-- Start of LISTING --

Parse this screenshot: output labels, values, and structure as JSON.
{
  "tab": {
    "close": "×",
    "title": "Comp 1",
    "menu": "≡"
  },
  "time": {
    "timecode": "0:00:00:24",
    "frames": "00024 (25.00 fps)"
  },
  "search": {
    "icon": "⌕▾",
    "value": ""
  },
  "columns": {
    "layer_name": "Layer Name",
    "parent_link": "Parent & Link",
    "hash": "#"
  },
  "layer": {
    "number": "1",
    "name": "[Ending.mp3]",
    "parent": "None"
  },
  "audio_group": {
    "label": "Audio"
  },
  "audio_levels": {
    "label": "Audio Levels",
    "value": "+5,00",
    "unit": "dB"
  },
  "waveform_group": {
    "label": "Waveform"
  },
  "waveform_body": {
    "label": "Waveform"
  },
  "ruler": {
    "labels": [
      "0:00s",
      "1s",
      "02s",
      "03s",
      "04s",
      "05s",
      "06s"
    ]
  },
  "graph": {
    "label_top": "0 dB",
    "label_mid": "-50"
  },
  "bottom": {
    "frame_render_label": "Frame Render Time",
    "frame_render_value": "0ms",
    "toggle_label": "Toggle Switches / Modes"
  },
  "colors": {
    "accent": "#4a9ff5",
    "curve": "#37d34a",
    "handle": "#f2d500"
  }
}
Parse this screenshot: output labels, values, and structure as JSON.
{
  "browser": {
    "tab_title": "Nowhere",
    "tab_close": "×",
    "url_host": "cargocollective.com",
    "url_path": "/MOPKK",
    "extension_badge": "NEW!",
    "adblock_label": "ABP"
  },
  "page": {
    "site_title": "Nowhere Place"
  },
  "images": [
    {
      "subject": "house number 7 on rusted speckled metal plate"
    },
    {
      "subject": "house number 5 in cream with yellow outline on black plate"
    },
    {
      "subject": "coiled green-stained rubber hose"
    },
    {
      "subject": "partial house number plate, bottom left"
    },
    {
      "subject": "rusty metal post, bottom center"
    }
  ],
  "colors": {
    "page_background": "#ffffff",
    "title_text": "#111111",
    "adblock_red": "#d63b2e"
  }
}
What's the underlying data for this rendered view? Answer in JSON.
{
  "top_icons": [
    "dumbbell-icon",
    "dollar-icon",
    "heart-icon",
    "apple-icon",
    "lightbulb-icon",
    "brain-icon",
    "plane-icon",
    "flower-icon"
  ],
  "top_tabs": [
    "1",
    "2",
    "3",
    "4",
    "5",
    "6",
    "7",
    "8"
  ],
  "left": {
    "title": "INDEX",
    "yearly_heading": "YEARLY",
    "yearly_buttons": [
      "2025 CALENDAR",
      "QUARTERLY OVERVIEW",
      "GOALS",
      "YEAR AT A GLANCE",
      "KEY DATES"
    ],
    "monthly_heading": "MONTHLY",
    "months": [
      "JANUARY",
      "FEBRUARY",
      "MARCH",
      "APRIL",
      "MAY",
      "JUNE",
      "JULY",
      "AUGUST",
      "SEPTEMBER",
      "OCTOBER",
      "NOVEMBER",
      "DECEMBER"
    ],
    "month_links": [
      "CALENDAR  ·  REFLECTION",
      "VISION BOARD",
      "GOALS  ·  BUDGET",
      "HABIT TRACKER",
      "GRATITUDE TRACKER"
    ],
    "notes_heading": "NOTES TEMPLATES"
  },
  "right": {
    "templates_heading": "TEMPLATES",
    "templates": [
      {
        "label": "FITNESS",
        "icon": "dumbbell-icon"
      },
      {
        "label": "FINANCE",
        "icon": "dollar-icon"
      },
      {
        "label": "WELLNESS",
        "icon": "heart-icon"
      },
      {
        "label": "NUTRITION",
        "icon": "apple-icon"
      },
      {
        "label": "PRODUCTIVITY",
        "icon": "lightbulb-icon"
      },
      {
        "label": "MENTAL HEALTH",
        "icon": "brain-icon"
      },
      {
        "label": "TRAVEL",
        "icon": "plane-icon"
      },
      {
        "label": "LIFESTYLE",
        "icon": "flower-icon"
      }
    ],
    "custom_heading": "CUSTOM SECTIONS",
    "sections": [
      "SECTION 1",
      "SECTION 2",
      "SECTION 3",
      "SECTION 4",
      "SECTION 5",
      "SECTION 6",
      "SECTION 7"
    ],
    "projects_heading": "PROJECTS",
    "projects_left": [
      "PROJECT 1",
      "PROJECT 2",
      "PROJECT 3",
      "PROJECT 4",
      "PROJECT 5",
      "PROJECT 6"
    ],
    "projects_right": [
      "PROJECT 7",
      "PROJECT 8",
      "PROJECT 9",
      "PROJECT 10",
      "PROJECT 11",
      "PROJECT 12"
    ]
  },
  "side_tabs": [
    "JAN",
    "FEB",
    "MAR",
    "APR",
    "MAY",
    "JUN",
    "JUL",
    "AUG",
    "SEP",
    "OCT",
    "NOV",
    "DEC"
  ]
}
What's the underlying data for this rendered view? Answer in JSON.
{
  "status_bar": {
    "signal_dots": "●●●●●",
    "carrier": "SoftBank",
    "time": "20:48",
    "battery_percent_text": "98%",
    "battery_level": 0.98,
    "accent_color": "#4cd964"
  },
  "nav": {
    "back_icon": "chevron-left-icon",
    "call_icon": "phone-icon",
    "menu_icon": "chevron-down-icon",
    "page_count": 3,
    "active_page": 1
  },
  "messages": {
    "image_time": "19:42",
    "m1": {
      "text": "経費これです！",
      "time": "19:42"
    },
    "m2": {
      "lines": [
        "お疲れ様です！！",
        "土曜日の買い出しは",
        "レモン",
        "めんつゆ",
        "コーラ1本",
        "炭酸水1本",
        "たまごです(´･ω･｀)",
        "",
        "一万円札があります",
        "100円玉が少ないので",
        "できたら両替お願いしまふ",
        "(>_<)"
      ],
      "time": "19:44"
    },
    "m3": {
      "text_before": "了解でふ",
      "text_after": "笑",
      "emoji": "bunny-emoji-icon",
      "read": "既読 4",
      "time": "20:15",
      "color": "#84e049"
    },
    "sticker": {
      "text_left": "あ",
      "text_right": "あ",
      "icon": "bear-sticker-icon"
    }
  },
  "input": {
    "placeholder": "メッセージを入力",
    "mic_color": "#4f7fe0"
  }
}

-- End of LISTING --

__DIRECTION__. Retype the listing exactly, in full.

__OUTPUT OF THE TASK__.
Parse this screenshot: output labels, values, and structure as JSON.
{
  "tab": {
    "close": "×",
    "title": "Comp 1",
    "menu": "≡"
  },
  "time": {
    "timecode": "0:00:00:24",
    "frames": "00024 (25.00 fps)"
  },
  "search": {
    "icon": "⌕▾",
    "value": ""
  },
  "columns": {
    "layer_name": "Layer Name",
    "parent_link": "Parent & Link",
    "hash": "#"
  },
  "layer": {
    "number": "1",
    "name": "[Ending.mp3]",
    "parent": "None"
  },
  "audio_group": {
    "label": "Audio"
  },
  "audio_levels": {
    "label": "Audio Levels",
    "value": "+5,00",
    "unit": "dB"
  },
  "waveform_group": {
    "label": "Waveform"
  },
  "waveform_body": {
    "label": "Waveform"
  },
  "ruler": {
    "labels": [
      "0:00s",
      "1s",
      "02s",
      "03s",
      "04s",
      "05s",
      "06s"
    ]
  },
  "graph": {
    "label_top": "0 dB",
    "label_mid": "-50"
  },
  "bottom": {
    "frame_render_label": "Frame Render Time",
    "frame_render_value": "0ms",
    "toggle_label": "Toggle Switches / Modes"
  },
  "colors": {
    "accent": "#4a9ff5",
    "curve": "#37d34a",
    "handle": "#f2d500"
  }
}
Parse this screenshot: output labels, values, and structure as JSON.
{
  "browser": {
    "tab_title": "Nowhere",
    "tab_close": "×",
    "url_host": "cargocollective.com",
    "url_path": "/MOPKK",
    "extension_badge": "NEW!",
    "adblock_label": "ABP"
  },
  "page": {
    "site_title": "Nowhere Place"
  },
  "images": [
    {
      "subject": "house number 7 on rusted speckled metal plate"
    },
    {
      "subject": "house number 5 in cream with yellow outline on black plate"
    },
    {
      "subject": "coiled green-stained rubber hose"
    },
    {
      "subject": "partial house number plate, bottom left"
    },
    {
      "subject": "rusty metal post, bottom center"
    }
  ],
  "colors": {
    "page_background": "#ffffff",
    "title_text": "#111111",
    "adblock_red": "#d63b2e"
  }
}
What's the underlying data for this rendered view? Answer in JSON.
{
  "top_icons": [
    "dumbbell-icon",
    "dollar-icon",
    "heart-icon",
    "apple-icon",
    "lightbulb-icon",
    "brain-icon",
    "plane-icon",
    "flower-icon"
  ],
  "top_tabs": [
    "1",
    "2",
    "3",
    "4",
    "5",
    "6",
    "7",
    "8"
  ],
  "left": {
    "title": "INDEX",
    "yearly_heading": "YEARLY",
    "yearly_buttons": [
      "2025 CALENDAR",
      "QUARTERLY OVERVIEW",
      "GOALS",
      "YEAR AT A GLANCE",
      "KEY DATES"
    ],
    "monthly_heading": "MONTHLY",
    "months": [
      "JANUARY",
      "FEBRUARY",
      "MARCH",
      "APRIL",
      "MAY",
      "JUNE",
      "JULY",
      "AUGUST",
      "SEPTEMBER",
      "OCTOBER",
      "NOVEMBER",
      "DECEMBER"
    ],
    "month_links": [
      "CALENDAR  ·  REFLECTION",
      "VISION BOARD",
      "GOALS  ·  BUDGET",
      "HABIT TRACKER",
      "GRATITUDE TRACKER"
    ],
    "notes_heading": "NOTES TEMPLATES"
  },
  "right": {
    "templates_heading": "TEMPLATES",
    "templates": [
      {
        "label": "FITNESS",
        "icon": "dumbbell-icon"
      },
      {
        "label": "FINANCE",
        "icon": "dollar-icon"
      },
      {
        "label": "WELLNESS",
        "icon": "heart-icon"
      },
      {
        "label": "NUTRITION",
        "icon": "apple-icon"
      },
      {
        "label": "PRODUCTIVITY",
        "icon": "lightbulb-icon"
      },
      {
        "label": "MENTAL HEALTH",
        "icon": "brain-icon"
      },
      {
        "label": "TRAVEL",
        "icon": "plane-icon"
      },
      {
        "label": "LIFESTYLE",
        "icon": "flower-icon"
      }
    ],
    "custom_heading": "CUSTOM SECTIONS",
    "sections": [
      "SECTION 1",
      "SECTION 2",
      "SECTION 3",
      "SECTION 4",
      "SECTION 5",
      "SECTION 6",
      "SECTION 7"
    ],
    "projects_heading": "PROJECTS",
    "projects_left": [
      "PROJECT 1",
      "PROJECT 2",
      "PROJECT 3",
      "PROJECT 4",
      "PROJECT 5",
      "PROJECT 6"
    ],
    "projects_right": [
      "PROJECT 7",
      "PROJECT 8",
      "PROJECT 9",
      "PROJECT 10",
      "PROJECT 11",
      "PROJECT 12"
    ]
  },
  "side_tabs": [
    "JAN",
    "FEB",
    "MAR",
    "APR",
    "MAY",
    "JUN",
    "JUL",
    "AUG",
    "SEP",
    "OCT",
    "NOV",
    "DEC"
  ]
}
What's the underlying data for this rendered view? Answer in JSON.
{
  "status_bar": {
    "signal_dots": "●●●●●",
    "carrier": "SoftBank",
    "time": "20:48",
    "battery_percent_text": "98%",
    "battery_level": 0.98,
    "accent_color": "#4cd964"
  },
  "nav": {
    "back_icon": "chevron-left-icon",
    "call_icon": "phone-icon",
    "menu_icon": "chevron-down-icon",
    "page_count": 3,
    "active_page": 1
  },
  "messages": {
    "image_time": "19:42",
    "m1": {
      "text": "経費これです！",
      "time": "19:42"
    },
    "m2": {
      "lines": [
        "お疲れ様です！！",
        "土曜日の買い出しは",
        "レモン",
        "めんつゆ",
        "コーラ1本",
        "炭酸水1本",
        "たまごです(´･ω･｀)",
        "",
        "一万円札があります",
        "100円玉が少ないので",
        "できたら両替お願いしまふ",
        "(>_<)"
      ],
      "time": "19:44"
    },
    "m3": {
      "text_before": "了解でふ",
      "text_after": "笑",
      "emoji": "bunny-emoji-icon",
      "read": "既読 4",
      "time": "20:15",
      "color": "#84e049"
    },
    "sticker": {
      "text_left": "あ",
      "text_right": "あ",
      "icon": "bear-sticker-icon"
    }
  },
  "input": {
    "placeholder": "メッセージを入力",
    "mic_color": "#4f7fe0"
  }
}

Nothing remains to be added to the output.